Extract the lines that hold the string "element".

Extracted records:
= = = =

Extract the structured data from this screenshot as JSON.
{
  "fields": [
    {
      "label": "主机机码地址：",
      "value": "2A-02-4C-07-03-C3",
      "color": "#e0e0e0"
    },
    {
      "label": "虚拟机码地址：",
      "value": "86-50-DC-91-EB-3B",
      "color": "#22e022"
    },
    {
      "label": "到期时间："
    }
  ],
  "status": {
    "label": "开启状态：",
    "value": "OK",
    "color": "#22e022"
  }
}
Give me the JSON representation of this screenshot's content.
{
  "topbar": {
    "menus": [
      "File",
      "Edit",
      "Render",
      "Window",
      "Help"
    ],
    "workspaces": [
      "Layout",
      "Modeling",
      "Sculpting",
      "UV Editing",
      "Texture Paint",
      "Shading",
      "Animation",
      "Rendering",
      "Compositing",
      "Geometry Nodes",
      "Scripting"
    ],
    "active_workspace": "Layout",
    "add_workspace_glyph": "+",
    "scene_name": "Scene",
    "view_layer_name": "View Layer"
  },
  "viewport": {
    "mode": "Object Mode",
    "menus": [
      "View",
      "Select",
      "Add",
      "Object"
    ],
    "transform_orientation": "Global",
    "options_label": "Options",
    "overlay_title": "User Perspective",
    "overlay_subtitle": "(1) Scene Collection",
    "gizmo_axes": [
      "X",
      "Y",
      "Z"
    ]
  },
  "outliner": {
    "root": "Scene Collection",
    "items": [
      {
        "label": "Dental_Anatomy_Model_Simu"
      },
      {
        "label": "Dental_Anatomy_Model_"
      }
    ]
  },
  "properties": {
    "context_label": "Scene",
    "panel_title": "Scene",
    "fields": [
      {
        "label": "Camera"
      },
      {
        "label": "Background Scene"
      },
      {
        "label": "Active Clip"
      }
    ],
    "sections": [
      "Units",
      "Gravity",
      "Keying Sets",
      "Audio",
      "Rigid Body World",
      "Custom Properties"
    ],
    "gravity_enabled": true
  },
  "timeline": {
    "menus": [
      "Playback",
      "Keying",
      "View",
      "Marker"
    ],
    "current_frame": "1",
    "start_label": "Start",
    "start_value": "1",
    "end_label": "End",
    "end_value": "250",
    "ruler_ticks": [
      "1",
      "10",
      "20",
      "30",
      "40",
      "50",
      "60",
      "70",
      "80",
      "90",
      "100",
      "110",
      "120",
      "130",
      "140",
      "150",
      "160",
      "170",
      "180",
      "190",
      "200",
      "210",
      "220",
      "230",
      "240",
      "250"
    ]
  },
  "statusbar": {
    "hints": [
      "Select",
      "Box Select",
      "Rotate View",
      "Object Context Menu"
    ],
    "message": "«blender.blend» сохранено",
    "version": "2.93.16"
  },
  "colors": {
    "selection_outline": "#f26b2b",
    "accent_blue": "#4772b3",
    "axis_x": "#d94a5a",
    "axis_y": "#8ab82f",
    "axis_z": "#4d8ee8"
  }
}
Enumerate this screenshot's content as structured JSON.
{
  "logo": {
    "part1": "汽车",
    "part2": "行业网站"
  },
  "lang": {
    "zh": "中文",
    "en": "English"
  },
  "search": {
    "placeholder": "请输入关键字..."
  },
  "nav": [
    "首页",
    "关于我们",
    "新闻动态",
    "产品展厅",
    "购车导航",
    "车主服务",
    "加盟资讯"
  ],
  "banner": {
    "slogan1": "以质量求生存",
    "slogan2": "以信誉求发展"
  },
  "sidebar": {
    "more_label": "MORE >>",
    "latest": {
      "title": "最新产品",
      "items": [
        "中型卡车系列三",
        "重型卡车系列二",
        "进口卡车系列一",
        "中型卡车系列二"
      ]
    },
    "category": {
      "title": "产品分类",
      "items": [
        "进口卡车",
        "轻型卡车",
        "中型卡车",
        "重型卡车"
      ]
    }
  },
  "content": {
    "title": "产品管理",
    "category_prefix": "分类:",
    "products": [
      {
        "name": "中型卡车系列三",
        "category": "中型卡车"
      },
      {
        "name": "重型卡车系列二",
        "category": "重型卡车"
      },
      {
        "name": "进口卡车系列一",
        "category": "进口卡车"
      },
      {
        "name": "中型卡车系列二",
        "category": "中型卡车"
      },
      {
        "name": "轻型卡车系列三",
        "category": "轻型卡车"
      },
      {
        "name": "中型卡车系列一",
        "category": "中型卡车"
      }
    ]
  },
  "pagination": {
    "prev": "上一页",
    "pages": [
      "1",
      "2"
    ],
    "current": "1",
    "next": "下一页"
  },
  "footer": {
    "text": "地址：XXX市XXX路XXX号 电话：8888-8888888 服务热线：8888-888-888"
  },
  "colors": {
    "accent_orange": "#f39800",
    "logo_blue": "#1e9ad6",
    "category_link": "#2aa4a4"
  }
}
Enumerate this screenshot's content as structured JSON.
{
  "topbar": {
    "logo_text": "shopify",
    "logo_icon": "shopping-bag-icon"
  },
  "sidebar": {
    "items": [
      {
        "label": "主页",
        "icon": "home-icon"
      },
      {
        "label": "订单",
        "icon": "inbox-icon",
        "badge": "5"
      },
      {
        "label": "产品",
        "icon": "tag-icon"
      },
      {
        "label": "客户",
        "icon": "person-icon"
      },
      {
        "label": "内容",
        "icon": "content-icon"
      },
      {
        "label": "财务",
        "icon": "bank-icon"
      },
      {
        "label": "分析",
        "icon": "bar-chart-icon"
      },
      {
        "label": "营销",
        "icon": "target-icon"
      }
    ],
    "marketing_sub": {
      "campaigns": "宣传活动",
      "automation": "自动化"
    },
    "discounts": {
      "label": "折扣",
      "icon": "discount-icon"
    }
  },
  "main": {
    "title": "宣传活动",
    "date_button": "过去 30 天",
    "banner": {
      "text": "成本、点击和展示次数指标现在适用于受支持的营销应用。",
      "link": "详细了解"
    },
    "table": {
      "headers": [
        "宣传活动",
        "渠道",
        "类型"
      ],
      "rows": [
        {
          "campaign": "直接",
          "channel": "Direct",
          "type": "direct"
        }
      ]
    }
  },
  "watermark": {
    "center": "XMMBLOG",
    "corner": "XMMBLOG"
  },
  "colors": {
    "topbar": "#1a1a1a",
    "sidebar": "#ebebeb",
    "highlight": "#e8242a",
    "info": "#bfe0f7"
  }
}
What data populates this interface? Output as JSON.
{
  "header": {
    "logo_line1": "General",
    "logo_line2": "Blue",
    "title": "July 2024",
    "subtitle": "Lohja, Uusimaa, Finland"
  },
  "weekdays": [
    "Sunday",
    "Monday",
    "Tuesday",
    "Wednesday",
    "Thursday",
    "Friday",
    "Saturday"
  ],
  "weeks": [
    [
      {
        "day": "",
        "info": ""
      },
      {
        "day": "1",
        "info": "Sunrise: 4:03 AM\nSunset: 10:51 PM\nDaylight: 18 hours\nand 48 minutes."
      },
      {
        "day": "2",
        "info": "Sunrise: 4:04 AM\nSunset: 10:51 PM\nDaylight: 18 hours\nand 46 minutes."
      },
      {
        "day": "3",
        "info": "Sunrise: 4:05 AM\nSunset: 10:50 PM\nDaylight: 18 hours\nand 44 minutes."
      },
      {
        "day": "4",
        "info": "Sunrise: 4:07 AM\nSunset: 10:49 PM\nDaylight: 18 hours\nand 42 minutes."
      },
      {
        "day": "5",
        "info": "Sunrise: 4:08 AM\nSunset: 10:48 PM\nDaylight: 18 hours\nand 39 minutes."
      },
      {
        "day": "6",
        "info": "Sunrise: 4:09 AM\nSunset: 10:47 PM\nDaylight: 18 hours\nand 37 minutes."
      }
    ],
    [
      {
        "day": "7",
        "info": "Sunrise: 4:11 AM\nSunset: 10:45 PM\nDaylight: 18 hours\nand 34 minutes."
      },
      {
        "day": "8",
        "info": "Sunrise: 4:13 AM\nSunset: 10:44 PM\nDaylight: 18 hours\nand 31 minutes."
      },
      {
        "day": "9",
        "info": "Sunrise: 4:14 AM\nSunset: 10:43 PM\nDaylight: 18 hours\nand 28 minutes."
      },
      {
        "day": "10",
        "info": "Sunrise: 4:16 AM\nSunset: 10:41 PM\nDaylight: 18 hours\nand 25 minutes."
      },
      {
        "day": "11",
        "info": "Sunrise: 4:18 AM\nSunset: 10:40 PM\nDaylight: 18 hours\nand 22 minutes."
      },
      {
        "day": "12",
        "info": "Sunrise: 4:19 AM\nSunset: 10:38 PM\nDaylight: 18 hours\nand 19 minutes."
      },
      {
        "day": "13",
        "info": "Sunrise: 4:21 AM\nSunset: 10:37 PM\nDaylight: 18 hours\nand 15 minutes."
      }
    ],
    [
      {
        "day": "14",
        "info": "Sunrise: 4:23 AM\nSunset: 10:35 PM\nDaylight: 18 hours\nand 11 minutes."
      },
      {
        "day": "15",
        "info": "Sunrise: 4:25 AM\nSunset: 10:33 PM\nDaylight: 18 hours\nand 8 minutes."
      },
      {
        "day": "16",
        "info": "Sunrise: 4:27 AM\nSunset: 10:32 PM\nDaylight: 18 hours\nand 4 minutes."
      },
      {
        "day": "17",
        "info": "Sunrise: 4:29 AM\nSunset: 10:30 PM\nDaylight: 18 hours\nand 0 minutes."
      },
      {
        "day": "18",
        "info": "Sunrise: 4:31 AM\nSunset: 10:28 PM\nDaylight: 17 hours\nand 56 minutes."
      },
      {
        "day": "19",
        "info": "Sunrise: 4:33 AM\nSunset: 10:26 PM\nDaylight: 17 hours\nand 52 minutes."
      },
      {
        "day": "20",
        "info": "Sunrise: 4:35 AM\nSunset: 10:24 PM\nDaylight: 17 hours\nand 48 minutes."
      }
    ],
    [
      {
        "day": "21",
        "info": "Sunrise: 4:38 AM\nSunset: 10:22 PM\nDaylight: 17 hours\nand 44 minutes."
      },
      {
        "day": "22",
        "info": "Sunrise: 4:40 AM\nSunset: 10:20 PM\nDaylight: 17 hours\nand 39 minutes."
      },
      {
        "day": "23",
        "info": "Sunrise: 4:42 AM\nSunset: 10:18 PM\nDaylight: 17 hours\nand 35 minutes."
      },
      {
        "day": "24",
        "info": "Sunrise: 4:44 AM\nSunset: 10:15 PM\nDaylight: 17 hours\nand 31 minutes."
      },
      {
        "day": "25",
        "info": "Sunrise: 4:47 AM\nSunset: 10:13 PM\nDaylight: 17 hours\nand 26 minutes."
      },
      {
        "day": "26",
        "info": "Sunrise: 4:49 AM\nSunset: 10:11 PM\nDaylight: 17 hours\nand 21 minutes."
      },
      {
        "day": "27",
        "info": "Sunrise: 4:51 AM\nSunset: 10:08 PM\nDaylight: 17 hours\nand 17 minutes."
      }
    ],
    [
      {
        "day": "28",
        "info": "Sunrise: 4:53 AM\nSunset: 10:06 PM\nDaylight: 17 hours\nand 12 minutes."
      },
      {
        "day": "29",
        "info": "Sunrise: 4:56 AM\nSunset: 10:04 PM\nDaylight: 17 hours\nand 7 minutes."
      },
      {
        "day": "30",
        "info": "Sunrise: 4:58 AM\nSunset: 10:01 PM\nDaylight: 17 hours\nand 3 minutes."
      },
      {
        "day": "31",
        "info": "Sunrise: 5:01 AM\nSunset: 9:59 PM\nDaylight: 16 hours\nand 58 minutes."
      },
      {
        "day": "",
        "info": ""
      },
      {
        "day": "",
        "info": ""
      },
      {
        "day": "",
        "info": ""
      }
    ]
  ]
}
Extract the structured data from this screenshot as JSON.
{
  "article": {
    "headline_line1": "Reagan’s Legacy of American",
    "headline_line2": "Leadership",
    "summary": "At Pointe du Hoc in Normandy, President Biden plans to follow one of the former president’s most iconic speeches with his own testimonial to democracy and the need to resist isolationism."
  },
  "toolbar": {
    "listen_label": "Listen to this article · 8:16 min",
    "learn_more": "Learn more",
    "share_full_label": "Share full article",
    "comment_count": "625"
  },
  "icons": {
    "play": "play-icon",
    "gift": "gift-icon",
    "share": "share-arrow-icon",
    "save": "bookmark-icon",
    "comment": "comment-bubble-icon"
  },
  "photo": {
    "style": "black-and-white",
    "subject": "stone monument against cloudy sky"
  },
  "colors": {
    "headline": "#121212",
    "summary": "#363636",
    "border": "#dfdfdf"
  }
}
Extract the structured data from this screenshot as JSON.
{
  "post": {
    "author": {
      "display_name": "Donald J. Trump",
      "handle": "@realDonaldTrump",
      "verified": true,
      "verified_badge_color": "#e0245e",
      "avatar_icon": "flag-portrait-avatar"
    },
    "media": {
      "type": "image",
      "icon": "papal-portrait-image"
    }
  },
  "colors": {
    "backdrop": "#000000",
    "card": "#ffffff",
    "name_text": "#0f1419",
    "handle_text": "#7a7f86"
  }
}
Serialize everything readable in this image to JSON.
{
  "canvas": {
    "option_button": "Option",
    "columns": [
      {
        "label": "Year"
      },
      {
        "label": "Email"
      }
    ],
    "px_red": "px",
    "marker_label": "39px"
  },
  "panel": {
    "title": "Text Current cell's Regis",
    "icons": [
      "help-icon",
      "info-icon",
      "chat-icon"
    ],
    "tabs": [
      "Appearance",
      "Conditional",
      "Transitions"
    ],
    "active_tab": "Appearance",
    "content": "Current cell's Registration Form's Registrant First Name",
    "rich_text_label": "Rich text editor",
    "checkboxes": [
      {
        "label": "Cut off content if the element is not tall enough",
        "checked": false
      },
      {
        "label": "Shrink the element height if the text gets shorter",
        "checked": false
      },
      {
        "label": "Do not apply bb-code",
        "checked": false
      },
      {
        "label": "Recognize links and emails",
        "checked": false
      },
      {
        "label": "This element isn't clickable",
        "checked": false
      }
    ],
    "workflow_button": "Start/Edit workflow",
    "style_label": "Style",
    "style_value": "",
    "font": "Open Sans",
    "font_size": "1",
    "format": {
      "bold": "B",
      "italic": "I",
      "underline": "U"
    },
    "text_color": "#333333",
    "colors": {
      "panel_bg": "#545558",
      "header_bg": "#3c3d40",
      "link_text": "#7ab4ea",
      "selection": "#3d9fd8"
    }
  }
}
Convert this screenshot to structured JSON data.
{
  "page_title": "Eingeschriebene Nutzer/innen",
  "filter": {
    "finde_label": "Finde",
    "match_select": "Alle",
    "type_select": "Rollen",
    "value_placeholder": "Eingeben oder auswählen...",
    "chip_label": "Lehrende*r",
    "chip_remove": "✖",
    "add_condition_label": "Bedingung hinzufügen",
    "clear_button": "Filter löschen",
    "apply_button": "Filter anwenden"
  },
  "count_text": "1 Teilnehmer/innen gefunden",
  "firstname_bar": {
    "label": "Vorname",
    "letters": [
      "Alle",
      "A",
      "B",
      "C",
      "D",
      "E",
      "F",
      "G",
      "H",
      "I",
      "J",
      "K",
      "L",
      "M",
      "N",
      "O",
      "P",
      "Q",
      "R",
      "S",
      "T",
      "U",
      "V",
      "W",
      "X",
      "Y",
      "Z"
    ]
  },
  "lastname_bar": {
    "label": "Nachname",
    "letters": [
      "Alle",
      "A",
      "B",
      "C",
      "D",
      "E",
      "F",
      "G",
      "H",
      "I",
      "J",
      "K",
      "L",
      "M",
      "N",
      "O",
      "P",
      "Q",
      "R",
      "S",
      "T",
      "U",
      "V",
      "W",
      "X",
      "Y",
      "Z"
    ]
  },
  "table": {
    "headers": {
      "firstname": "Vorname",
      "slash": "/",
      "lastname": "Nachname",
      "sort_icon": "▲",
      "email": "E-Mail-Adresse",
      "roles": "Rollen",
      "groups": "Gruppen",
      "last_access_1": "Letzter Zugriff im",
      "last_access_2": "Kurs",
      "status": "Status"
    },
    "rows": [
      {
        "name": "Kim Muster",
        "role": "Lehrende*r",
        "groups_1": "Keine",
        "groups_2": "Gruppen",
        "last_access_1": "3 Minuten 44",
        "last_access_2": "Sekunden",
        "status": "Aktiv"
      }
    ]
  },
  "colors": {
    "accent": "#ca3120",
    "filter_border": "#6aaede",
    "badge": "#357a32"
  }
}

= = = =

[The completed task]
        "label": "Cut off content if the element is not tall enough",
        "label": "Shrink the element height if the text gets shorter",
        "label": "This element isn't clickable",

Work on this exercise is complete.